Dehydrogenative Syntheses of Biazoles via a “Pre-Join” Approach

The structural motif of biazoles is the predominant substructure of many natural products, pharmaceuticals, and organic materials. Considerable efforts have focused on synthesizing these compounds; however, a limited number of processes have been reported for the efficient formation of biazoles. Herein, we report a “pre-join” approach for the dehydrogenative synthesis of biazoles, which are challenging to prepare using conventional methods. A bench-stable and easily synthesized pyrazine-based group is critical for this transformation. This strategy enables the homocoupling of biazoles and the heterocoupling of two different azoles. Due to the broad substrate scope, this strategy exhibits potential for use in other fields, such as medicine, materials, and natural product chemistry.

双唑类（biazoles）的结构基元是众多天然产物、药物及有机材料的核心亚结构。学界已围绕此类化合物的合成展开了大量研究，但目前仅有少数工艺可实现双唑类的高效构建。本文报道了一种用以双唑类脱氢合成的“预偶联”策略，该类化合物通过传统方法制备颇具挑战。一种室温稳定且易于合成的吡嗪基官能团，是该转化反应的关键要素。该策略可实现双唑类的均偶联以及两种不同唑类的交叉偶联。鉴于该策略具备宽泛的底物适用范围，其在医药、材料科学及天然产物化学等领域均展现出良好的应用潜力。

########

● **List of tasks**:
a – From the biazole synthesis abstract, quote the passage starting at "The structural motif" and ending at "natural product chemistry.".
b – Answer these questions from the biazole synthesis abstract:
(i) What group is described as critical for the transformation?
(ii) Besides the homocoupling of biazoles, what coupling does the strategy enable?
(iii) Which fields are named as places where the strategy could be used?

● **Provided information**:

########

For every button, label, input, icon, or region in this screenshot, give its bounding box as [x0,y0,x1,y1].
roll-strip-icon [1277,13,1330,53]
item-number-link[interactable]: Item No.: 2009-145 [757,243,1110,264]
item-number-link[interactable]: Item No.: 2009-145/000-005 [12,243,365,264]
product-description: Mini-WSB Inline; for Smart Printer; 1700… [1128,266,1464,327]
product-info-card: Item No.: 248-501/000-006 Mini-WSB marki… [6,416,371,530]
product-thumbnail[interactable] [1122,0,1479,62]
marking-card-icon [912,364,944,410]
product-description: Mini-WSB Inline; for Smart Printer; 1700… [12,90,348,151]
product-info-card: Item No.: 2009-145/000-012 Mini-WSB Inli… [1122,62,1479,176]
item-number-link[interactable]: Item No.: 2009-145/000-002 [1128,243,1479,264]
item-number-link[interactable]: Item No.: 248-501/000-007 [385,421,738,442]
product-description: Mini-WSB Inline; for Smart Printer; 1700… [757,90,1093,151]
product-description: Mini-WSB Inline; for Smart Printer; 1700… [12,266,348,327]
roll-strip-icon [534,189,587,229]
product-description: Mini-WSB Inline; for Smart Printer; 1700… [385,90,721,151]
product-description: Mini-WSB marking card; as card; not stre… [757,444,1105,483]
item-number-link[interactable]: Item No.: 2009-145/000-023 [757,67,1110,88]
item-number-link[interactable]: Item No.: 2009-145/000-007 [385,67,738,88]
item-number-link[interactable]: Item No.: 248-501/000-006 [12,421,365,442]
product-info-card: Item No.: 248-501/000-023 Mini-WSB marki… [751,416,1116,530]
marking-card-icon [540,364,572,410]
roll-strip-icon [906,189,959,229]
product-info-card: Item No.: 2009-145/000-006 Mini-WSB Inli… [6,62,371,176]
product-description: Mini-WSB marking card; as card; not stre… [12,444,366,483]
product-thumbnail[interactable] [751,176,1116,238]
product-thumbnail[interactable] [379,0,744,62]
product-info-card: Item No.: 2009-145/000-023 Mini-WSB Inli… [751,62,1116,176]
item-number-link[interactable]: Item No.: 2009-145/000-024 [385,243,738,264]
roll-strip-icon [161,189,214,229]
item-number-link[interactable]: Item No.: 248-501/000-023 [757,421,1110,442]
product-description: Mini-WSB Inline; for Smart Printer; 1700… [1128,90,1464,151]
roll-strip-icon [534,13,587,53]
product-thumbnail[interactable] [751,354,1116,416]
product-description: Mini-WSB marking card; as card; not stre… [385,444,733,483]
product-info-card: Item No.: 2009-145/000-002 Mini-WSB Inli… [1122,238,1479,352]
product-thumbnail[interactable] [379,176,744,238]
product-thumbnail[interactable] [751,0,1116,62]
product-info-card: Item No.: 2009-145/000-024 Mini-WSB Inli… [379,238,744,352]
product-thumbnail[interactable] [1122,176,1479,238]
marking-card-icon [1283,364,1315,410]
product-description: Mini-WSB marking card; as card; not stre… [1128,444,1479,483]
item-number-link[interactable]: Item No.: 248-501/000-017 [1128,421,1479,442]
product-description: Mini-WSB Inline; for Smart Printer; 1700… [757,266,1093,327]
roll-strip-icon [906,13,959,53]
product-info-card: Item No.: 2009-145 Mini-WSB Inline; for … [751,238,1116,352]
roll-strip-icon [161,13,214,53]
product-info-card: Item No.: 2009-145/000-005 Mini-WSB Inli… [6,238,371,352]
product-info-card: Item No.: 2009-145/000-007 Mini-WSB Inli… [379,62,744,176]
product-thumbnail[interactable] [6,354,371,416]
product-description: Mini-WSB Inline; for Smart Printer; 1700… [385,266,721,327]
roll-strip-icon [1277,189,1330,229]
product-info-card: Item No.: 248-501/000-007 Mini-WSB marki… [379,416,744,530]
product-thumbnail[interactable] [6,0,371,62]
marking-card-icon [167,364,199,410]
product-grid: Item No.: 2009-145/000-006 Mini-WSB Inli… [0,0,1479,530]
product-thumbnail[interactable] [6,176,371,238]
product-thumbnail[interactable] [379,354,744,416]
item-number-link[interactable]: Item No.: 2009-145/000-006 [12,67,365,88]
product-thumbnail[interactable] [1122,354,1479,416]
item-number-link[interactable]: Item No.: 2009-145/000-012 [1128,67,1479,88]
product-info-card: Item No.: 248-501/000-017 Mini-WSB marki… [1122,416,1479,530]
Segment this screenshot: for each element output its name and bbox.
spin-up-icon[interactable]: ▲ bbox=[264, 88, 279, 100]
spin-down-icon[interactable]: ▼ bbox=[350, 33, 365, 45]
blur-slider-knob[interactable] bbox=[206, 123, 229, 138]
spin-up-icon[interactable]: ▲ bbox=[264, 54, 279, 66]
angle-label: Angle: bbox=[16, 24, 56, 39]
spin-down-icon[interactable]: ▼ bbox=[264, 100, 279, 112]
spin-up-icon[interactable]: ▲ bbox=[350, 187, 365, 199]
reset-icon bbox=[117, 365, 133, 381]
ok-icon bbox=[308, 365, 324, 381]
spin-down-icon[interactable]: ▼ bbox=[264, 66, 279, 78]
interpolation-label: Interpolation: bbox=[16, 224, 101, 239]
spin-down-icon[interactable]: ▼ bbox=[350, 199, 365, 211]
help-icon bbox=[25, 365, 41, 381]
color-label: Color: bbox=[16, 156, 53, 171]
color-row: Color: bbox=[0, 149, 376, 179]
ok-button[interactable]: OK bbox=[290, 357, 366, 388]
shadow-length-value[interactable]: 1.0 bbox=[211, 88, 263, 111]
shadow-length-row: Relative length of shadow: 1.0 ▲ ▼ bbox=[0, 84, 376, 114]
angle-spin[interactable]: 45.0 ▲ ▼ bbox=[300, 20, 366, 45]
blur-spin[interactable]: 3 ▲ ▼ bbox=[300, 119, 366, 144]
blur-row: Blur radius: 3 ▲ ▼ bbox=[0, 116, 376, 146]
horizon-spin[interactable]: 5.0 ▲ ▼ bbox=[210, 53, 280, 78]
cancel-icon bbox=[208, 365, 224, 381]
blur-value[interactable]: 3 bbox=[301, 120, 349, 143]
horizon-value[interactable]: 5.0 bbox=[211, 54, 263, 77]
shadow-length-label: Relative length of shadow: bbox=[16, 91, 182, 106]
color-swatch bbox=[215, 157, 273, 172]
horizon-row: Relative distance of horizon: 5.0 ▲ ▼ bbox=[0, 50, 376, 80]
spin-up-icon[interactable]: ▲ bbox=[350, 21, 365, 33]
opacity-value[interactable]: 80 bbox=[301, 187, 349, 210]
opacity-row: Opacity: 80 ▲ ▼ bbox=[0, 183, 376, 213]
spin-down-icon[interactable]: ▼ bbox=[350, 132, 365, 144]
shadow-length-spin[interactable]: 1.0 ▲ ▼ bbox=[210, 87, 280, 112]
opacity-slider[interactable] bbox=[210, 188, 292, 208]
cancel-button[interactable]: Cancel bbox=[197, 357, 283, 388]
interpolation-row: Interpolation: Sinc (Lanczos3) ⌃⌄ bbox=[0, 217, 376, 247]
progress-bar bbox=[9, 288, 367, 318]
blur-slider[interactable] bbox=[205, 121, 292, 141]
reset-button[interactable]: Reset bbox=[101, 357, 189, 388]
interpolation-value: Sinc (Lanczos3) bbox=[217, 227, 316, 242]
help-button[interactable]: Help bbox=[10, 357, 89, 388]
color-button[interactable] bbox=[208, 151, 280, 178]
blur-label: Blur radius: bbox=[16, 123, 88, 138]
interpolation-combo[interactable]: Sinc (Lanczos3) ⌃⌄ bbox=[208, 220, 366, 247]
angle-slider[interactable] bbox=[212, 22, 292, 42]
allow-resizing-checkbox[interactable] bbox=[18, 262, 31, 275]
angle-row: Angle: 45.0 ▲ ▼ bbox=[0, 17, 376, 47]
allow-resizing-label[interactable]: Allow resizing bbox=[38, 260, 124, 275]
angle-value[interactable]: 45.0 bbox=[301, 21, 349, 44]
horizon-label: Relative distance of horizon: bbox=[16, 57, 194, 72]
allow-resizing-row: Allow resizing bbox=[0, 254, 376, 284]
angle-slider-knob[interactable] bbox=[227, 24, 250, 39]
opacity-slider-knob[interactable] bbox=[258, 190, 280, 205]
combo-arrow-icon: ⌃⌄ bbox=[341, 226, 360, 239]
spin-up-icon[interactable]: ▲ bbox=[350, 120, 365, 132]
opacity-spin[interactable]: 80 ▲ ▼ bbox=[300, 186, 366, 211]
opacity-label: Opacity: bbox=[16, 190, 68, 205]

########

● **Outputs by task**:
a –
The structural motif of biazoles is the predominant substructure of many natural products, pharmaceuticals, and organic materials. Considerable efforts have focused on synthesizing these compounds; however, a limited number of processes have been reported for the efficient formation of biazoles. Herein, we report a “pre-join” approach for the dehydrogenative synthesis of biazoles, which are challenging to prepare using conventional methods. A bench-stable and easily synthesized pyrazine-based group is critical for this transformation. This strategy enables the homocoupling of biazoles and the heterocoupling of two different azoles. Due to the broad substrate scope, this strategy exhibits potential for use in other fields, such as medicine, materials, and natural product chemistry.

b –
(i) A bench-stable and easily synthesized pyrazine-based group.
(ii) The heterocoupling of two different azoles.
(iii) Medicine, materials, and natural product chemistry.